Copy down every line where the string "Stationen" shows up.

>> start Supplied records

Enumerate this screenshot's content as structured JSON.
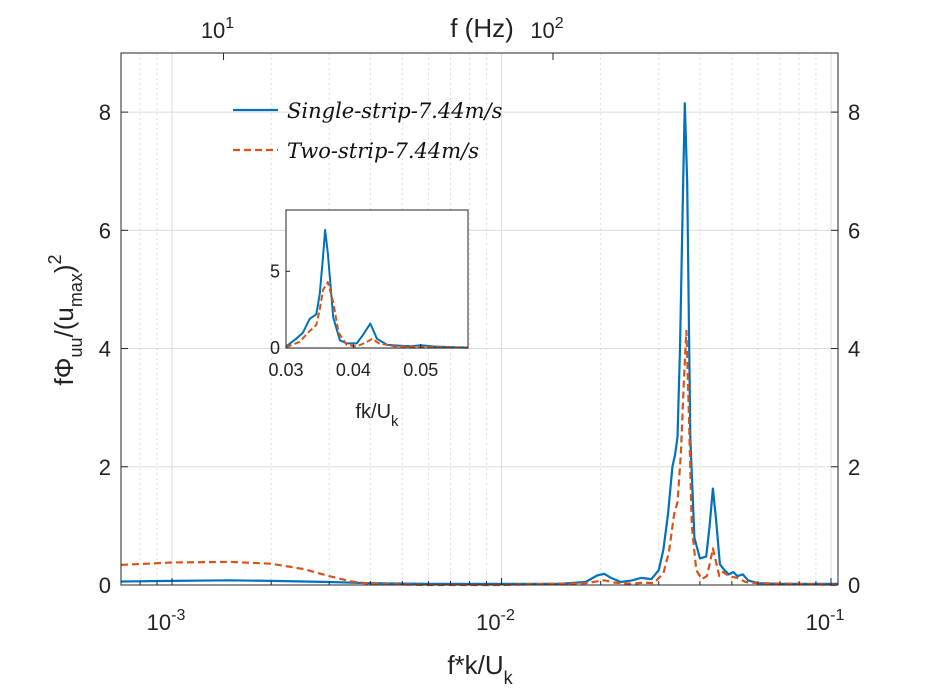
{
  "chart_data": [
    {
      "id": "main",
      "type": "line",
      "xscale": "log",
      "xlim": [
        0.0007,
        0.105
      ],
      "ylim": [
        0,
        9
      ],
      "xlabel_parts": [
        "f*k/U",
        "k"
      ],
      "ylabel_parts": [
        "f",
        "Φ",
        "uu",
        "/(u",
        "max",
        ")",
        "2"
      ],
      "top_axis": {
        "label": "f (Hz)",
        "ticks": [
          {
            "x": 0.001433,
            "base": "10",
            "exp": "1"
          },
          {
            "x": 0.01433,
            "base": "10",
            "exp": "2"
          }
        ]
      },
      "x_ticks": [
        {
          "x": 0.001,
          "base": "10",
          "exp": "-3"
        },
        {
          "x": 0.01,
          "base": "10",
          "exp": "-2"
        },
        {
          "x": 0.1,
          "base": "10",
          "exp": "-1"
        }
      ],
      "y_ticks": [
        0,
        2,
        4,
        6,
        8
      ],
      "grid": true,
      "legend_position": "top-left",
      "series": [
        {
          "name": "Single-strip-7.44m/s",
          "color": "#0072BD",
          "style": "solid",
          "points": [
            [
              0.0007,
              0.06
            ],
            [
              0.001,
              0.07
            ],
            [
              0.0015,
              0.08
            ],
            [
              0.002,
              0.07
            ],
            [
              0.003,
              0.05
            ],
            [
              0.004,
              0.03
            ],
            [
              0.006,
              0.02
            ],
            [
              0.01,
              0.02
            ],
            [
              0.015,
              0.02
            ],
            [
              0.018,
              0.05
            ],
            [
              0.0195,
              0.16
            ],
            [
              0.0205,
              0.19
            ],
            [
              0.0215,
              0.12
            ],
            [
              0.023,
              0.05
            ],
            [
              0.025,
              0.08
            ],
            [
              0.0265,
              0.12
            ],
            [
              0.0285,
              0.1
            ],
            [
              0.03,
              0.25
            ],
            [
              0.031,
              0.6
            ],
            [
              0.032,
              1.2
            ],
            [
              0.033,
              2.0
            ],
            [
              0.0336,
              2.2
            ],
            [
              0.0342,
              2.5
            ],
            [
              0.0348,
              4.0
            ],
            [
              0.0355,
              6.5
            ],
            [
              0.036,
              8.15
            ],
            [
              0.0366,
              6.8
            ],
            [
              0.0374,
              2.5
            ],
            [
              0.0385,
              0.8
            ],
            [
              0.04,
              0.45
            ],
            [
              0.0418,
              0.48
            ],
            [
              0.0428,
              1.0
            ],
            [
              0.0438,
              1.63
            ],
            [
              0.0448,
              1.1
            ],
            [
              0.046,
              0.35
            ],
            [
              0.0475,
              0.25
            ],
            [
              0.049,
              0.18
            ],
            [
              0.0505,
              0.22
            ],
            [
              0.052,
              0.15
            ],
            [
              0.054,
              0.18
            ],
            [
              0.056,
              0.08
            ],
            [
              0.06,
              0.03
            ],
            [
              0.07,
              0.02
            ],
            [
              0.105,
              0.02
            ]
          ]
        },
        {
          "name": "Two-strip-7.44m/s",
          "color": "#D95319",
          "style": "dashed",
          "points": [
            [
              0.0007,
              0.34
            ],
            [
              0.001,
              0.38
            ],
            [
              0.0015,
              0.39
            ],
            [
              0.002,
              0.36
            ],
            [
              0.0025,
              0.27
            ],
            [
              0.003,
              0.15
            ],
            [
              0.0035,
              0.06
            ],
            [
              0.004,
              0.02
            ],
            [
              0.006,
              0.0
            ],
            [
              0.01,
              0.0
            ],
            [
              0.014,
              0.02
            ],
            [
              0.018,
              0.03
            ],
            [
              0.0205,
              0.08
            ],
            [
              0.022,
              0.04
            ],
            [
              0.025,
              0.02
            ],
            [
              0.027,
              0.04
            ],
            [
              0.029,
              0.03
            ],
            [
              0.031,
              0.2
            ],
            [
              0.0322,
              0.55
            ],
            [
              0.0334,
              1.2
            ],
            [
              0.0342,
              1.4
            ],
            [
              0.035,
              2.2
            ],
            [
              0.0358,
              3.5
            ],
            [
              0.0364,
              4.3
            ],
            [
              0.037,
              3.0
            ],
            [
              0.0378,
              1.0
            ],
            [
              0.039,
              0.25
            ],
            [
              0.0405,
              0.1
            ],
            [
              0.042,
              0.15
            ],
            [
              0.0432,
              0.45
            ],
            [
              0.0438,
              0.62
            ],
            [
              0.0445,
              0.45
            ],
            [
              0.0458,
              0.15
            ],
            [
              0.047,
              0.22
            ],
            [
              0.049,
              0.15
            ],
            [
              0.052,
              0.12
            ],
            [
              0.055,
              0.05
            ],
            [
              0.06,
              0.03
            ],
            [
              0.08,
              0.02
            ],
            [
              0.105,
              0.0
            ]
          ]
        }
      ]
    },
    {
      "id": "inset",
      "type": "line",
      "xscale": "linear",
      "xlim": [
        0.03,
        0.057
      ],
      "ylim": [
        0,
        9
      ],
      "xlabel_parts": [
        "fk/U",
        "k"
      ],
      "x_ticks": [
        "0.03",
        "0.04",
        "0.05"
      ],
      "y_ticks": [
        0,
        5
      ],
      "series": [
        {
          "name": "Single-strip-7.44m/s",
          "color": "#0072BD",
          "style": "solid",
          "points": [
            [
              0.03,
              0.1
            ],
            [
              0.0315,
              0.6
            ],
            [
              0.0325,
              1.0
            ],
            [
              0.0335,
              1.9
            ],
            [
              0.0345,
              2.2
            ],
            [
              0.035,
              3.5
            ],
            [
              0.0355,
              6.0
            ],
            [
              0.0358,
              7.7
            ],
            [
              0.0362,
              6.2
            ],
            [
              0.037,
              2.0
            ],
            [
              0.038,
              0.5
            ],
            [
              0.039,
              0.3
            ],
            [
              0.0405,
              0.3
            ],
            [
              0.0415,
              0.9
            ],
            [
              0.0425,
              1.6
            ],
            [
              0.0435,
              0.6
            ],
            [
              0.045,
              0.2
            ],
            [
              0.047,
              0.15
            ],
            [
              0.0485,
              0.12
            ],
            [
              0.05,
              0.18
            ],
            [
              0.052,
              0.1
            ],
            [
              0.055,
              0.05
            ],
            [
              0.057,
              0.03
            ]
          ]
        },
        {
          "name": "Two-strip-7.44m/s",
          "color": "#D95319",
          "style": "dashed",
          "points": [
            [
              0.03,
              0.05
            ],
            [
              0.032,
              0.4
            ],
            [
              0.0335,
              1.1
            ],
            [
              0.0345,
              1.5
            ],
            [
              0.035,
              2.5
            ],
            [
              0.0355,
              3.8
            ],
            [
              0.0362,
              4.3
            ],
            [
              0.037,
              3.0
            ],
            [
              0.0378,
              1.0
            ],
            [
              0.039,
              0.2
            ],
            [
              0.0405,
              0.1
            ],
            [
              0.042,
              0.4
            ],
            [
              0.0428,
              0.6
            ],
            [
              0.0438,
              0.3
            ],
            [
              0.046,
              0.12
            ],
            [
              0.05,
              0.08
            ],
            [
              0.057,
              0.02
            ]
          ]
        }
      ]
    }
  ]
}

>> end Supplied records
>> start Supplied records

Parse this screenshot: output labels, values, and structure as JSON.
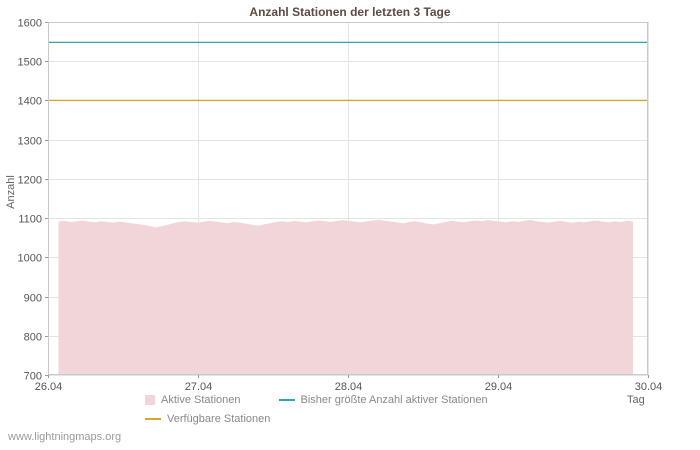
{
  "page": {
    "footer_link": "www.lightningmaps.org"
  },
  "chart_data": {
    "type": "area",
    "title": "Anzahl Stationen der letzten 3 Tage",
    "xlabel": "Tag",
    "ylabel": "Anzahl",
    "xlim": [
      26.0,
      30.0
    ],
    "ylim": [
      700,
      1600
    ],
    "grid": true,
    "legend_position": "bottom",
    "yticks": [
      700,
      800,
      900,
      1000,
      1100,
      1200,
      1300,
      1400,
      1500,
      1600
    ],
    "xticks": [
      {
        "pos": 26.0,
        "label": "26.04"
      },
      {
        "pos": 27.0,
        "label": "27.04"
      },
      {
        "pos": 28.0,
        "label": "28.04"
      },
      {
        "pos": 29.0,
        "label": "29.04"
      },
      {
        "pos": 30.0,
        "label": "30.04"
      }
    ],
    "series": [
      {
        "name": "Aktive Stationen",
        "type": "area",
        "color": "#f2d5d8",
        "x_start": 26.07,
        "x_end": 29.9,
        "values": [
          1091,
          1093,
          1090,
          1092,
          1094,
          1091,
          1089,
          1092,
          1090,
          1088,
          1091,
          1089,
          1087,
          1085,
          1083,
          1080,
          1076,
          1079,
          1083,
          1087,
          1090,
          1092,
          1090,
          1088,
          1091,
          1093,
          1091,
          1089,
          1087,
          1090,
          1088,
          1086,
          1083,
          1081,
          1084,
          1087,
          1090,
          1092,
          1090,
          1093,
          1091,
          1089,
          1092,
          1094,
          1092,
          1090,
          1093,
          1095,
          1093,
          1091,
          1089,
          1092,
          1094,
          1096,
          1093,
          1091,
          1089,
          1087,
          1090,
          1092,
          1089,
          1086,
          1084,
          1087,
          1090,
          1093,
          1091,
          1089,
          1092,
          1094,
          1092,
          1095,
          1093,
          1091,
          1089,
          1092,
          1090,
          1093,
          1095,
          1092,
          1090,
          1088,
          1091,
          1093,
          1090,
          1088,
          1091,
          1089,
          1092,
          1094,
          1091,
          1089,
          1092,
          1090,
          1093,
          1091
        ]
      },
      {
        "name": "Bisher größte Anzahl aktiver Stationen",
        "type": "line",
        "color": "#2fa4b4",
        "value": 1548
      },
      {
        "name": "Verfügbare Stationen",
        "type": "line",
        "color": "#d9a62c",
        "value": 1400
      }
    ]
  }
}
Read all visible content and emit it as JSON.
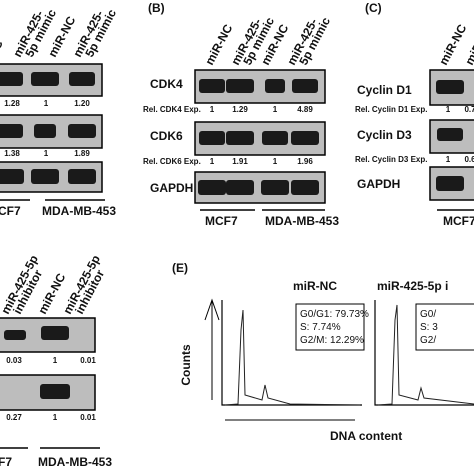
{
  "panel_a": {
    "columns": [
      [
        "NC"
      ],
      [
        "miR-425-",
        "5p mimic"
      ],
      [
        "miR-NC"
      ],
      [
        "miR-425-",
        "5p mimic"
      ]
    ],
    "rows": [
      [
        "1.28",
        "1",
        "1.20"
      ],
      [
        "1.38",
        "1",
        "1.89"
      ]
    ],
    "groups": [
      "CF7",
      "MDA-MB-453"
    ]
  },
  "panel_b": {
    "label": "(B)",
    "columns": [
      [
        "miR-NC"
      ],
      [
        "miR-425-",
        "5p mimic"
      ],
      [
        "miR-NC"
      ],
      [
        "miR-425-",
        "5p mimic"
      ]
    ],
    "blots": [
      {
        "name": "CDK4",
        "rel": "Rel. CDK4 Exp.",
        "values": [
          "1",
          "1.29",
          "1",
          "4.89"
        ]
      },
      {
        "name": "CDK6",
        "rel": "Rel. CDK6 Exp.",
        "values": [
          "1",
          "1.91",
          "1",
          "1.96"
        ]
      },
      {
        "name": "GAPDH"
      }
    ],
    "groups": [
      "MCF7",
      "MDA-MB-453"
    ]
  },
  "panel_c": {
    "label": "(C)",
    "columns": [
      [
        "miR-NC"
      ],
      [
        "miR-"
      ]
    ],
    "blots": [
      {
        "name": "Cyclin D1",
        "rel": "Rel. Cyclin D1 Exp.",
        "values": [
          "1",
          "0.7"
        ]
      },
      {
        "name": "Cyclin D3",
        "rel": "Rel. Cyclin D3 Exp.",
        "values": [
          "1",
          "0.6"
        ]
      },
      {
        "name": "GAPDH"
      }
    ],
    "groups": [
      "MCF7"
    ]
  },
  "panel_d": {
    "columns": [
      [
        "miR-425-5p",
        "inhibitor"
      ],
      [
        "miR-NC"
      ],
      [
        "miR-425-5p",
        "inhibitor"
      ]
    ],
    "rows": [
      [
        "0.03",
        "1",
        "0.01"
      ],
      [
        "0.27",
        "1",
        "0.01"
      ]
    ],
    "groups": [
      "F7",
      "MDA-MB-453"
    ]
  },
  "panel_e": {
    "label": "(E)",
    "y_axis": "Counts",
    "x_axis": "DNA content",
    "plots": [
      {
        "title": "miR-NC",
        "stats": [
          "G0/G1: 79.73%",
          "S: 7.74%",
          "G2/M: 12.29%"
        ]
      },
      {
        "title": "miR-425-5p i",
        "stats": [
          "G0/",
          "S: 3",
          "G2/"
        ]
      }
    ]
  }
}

>> end Supplied records
>> start Supplied records

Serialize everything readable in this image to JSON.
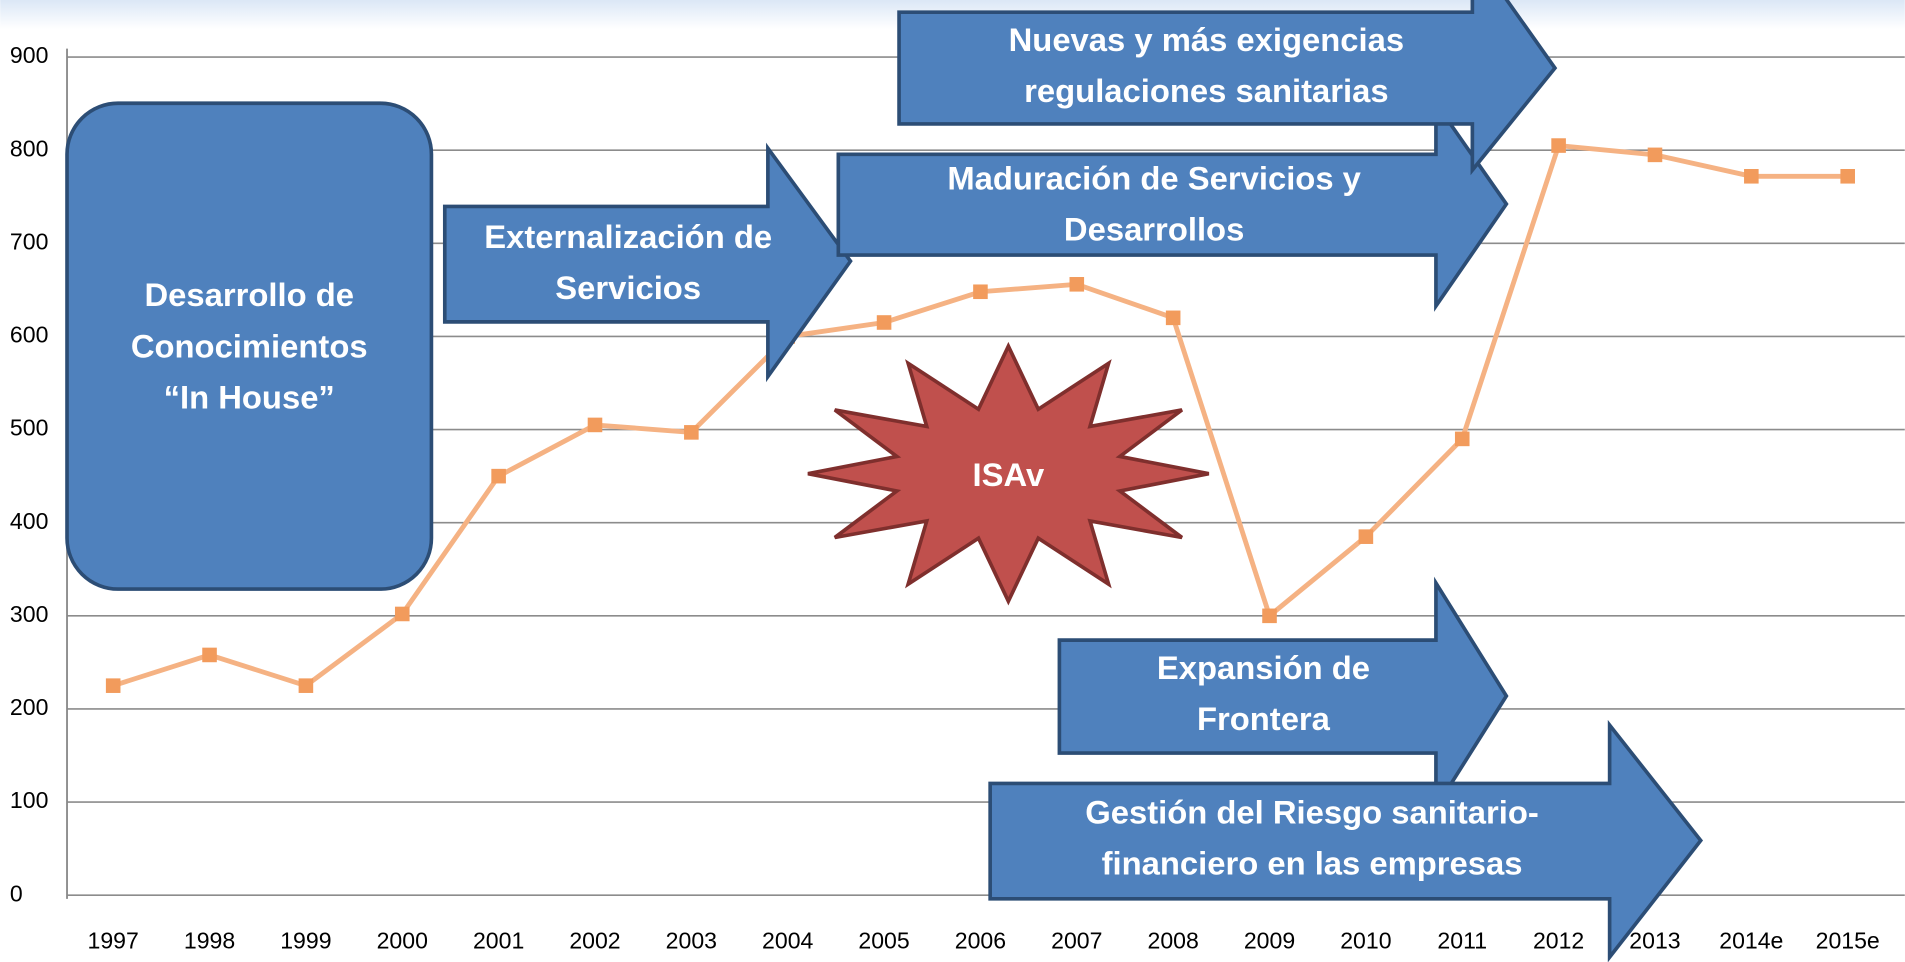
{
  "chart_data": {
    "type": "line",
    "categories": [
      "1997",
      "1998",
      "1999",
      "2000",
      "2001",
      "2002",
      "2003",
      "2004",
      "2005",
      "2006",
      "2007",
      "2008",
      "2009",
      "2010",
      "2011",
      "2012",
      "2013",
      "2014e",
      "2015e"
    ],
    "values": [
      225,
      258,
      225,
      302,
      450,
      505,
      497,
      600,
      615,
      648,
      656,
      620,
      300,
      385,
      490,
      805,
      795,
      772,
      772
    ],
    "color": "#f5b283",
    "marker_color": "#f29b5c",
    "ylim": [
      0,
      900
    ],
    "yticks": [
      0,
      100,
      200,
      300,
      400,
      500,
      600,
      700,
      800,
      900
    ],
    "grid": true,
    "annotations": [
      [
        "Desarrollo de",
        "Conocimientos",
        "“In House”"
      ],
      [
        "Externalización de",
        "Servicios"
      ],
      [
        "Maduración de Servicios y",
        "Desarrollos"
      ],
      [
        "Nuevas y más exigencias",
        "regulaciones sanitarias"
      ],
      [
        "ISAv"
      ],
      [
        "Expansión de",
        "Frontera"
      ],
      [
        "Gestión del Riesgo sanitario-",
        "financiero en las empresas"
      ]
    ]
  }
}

>> end Supplied records

Task response:
    "title": "Anzahl Stationen der letzten 3 Tage",
        "name": "Aktive Stationen",
        "name": "Bisher größte Anzahl aktiver Stationen",
        "name": "Verfügbare Stationen",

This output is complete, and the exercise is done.